Request
Find the string "below" in the listing and report every line that has it.

(Dataset excerpt)
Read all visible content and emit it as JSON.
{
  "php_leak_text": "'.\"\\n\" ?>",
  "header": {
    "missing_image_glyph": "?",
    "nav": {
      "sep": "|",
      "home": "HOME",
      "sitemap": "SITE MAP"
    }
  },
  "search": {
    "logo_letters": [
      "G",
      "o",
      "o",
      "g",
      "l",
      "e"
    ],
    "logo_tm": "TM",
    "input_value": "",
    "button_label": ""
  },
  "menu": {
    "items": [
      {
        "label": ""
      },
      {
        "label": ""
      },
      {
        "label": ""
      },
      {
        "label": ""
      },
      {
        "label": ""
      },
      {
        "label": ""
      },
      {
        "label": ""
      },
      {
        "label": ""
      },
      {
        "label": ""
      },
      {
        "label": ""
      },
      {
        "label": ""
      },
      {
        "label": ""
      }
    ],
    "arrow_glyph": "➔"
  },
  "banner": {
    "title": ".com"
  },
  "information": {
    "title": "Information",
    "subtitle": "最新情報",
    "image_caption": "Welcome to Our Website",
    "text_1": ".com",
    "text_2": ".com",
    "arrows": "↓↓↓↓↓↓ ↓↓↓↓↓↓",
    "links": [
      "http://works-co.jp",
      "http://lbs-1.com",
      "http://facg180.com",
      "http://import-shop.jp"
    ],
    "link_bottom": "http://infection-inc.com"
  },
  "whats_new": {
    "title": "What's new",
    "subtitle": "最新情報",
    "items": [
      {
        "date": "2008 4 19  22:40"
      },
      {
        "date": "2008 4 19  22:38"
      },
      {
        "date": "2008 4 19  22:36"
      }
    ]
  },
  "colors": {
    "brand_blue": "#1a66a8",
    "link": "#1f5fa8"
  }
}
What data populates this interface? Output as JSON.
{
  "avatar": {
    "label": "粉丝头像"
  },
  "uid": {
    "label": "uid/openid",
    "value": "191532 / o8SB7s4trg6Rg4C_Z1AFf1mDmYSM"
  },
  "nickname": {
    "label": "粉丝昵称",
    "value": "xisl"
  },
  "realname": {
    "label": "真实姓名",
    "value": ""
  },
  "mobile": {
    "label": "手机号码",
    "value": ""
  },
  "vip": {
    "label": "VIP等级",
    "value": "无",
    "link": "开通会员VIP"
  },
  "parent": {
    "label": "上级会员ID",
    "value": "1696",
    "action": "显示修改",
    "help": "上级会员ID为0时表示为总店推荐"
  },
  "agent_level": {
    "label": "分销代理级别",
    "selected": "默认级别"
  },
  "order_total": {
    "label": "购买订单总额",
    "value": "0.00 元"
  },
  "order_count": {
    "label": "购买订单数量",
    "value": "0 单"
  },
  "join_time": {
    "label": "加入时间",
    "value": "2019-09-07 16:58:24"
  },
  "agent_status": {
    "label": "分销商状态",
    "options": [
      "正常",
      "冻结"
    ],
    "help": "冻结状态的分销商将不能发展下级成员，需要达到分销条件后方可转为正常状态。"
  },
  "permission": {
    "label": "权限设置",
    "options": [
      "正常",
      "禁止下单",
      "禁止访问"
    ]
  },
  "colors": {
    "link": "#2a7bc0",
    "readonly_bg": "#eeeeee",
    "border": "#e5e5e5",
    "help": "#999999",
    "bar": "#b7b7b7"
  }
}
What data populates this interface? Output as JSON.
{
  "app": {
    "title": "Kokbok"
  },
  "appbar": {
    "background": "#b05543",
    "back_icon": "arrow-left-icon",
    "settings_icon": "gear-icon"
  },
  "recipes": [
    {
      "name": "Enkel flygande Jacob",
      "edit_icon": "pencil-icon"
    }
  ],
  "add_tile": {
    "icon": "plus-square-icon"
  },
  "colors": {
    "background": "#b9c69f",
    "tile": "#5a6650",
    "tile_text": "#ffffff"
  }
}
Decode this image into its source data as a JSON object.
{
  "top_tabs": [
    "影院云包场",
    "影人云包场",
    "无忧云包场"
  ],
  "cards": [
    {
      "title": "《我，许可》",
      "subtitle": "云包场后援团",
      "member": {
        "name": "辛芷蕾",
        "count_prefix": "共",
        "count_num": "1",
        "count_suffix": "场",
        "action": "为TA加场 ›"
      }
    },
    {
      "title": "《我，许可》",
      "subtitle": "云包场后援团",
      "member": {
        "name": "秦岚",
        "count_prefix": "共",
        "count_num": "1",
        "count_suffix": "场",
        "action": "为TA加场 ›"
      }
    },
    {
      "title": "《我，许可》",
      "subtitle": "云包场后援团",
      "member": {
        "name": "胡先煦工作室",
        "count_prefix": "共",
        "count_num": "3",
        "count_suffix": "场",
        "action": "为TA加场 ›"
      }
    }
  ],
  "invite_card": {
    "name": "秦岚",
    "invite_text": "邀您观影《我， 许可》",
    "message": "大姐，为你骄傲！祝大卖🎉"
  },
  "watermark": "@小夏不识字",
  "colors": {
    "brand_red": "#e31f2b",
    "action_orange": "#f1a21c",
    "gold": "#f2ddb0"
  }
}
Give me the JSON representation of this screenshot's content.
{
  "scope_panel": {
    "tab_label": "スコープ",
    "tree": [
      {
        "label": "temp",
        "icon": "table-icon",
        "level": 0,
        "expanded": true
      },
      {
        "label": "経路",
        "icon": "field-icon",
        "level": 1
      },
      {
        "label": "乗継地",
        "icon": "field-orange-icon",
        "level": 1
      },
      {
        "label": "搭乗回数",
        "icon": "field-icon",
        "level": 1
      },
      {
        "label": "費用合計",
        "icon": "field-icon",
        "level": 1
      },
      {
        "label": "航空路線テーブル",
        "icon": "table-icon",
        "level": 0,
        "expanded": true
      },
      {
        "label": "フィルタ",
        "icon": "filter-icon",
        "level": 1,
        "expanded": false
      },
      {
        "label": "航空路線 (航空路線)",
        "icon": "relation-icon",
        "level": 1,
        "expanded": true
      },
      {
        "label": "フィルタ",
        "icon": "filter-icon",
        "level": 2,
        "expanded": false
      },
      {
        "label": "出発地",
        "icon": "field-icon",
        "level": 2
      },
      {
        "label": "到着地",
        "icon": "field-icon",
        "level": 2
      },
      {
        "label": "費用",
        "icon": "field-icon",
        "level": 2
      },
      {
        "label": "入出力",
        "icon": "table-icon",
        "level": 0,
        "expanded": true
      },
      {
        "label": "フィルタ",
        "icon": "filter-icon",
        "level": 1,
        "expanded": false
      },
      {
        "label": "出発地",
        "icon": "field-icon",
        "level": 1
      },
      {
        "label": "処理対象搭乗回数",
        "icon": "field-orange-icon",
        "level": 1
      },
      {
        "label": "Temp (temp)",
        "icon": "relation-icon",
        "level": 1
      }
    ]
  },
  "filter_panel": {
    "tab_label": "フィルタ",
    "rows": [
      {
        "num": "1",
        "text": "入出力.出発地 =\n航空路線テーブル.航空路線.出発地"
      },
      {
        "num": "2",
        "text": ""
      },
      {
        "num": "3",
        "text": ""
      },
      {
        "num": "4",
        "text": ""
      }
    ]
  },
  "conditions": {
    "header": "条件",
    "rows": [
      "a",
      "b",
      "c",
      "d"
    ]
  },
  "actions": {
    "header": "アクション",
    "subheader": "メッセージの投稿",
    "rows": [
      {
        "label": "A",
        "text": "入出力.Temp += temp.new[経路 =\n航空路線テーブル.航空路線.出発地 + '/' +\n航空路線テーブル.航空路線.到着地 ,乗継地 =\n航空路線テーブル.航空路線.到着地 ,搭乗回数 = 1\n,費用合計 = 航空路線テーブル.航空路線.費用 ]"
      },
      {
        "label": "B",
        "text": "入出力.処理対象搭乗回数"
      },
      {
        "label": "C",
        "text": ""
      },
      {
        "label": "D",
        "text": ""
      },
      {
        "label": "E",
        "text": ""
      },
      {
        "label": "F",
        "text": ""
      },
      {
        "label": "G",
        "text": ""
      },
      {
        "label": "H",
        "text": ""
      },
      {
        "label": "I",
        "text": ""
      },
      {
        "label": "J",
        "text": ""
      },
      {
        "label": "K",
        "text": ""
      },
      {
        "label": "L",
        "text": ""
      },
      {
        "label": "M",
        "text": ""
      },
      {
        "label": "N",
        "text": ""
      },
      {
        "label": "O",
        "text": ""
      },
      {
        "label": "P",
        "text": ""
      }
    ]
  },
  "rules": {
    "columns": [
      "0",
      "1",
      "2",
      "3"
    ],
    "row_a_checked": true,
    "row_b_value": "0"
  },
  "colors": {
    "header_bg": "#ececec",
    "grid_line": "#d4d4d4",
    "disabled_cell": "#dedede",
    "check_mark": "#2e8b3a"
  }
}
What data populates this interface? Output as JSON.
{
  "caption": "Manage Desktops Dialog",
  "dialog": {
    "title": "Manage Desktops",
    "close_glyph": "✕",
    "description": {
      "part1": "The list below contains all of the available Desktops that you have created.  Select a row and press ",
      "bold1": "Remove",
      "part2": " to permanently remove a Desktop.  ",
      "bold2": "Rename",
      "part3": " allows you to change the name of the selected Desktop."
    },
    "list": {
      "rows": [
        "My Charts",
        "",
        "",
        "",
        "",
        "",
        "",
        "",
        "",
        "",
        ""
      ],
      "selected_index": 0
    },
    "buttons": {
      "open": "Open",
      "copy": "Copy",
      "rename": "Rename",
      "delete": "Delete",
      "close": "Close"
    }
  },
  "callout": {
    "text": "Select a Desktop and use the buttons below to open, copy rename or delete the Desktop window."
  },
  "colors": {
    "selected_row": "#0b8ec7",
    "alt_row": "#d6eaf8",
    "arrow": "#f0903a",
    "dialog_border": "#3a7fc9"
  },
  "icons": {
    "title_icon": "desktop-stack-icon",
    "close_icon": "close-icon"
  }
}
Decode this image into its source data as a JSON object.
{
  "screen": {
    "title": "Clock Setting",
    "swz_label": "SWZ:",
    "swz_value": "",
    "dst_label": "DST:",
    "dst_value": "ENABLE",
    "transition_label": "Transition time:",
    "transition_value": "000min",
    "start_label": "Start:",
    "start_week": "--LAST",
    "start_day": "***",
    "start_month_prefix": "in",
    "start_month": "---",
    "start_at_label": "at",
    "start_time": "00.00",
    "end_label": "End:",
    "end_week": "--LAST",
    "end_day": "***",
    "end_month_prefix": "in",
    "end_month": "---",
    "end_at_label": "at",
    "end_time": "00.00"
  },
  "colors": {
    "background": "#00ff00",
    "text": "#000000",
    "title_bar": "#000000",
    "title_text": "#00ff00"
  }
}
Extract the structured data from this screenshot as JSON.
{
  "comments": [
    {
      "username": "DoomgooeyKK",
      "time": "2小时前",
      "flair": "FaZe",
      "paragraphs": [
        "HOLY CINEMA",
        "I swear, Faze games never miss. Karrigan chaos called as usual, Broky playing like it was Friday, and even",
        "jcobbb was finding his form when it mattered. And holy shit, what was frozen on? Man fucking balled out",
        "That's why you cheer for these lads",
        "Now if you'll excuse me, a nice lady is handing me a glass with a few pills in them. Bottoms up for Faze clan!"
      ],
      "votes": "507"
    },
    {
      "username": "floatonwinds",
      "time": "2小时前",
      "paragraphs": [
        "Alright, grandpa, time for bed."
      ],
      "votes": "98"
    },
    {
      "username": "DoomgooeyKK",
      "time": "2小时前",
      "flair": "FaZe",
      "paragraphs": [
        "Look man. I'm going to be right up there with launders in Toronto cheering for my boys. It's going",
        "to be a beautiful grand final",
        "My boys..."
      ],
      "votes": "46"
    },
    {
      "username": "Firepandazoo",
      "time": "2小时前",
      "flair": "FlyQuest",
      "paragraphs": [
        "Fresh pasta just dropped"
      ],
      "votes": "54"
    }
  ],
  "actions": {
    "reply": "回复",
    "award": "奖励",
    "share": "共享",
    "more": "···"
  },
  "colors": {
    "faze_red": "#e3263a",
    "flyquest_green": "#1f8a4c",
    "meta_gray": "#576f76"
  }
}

Answer to the problem
      "part1": "The list below contains all of the available Desktops that you have created.  Select a row and press ",
    "text": "Select a Desktop and use the buttons below to open, copy rename or delete the Desktop window."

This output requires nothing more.